» Given exercise:
Below is a block of records; repeat all of them exactly.

=== Records provided ===

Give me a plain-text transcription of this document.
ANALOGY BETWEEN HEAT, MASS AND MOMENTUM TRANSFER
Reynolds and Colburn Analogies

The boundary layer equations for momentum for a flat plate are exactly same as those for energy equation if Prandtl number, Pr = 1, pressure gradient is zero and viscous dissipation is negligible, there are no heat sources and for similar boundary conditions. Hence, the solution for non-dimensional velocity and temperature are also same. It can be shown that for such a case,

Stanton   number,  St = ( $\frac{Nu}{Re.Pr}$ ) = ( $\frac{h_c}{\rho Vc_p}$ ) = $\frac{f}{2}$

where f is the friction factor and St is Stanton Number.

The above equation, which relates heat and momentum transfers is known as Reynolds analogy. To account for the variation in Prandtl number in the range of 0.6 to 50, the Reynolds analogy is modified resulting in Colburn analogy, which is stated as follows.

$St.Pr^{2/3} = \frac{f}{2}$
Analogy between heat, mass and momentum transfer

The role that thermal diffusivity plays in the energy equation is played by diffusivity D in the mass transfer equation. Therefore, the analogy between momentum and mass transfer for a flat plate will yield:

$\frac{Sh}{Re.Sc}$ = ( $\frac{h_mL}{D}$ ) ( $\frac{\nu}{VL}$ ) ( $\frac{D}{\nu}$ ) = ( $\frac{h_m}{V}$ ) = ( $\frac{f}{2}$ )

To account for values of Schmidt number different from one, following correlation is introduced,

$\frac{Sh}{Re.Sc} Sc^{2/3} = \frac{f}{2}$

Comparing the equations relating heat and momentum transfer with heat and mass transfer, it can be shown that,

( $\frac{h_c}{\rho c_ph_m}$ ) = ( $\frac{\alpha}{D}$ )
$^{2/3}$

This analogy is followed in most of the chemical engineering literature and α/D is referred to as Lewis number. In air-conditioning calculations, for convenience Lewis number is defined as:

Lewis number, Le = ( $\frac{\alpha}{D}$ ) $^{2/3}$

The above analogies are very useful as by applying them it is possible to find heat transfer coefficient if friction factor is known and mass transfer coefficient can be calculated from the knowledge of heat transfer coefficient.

===

» Result for this task:
Give me a plain-text transcription of this document.
ANALOGY BETWEEN HEAT, MASS AND MOMENTUM TRANSFER
Reynolds and Colburn Analogies

The boundary layer equations for momentum for a flat plate are exactly same as those for energy equation if Prandtl number, Pr = 1, pressure gradient is zero and viscous dissipation is negligible, there are no heat sources and for similar boundary conditions. Hence, the solution for non-dimensional velocity and temperature are also same. It can be shown that for such a case,

Stanton   number,  St = ( $\frac{Nu}{Re.Pr}$ ) = ( $\frac{h_c}{\rho Vc_p}$ ) = $\frac{f}{2}$

where f is the friction factor and St is Stanton Number.

The above equation, which relates heat and momentum transfers is known as Reynolds analogy. To account for the variation in Prandtl number in the range of 0.6 to 50, the Reynolds analogy is modified resulting in Colburn analogy, which is stated as follows.

$St.Pr^{2/3} = \frac{f}{2}$
Analogy between heat, mass and momentum transfer

The role that thermal diffusivity plays in the energy equation is played by diffusivity D in the mass transfer equation. Therefore, the analogy between momentum and mass transfer for a flat plate will yield:

$\frac{Sh}{Re.Sc}$ = ( $\frac{h_mL}{D}$ ) ( $\frac{\nu}{VL}$ ) ( $\frac{D}{\nu}$ ) = ( $\frac{h_m}{V}$ ) = ( $\frac{f}{2}$ )

To account for values of Schmidt number different from one, following correlation is introduced,

$\frac{Sh}{Re.Sc} Sc^{2/3} = \frac{f}{2}$

Comparing the equations relating heat and momentum transfer with heat and mass transfer, it can be shown that,

( $\frac{h_c}{\rho c_ph_m}$ ) = ( $\frac{\alpha}{D}$ )
$^{2/3}$

This analogy is followed in most of the chemical engineering literature and α/D is referred to as Lewis number. In air-conditioning calculations, for convenience Lewis number is defined as:

Lewis number, Le = ( $\frac{\alpha}{D}$ ) $^{2/3}$

The above analogies are very useful as by applying them it is possible to find heat transfer coefficient if friction factor is known and mass transfer coefficient can be calculated from the knowledge of heat transfer coefficient.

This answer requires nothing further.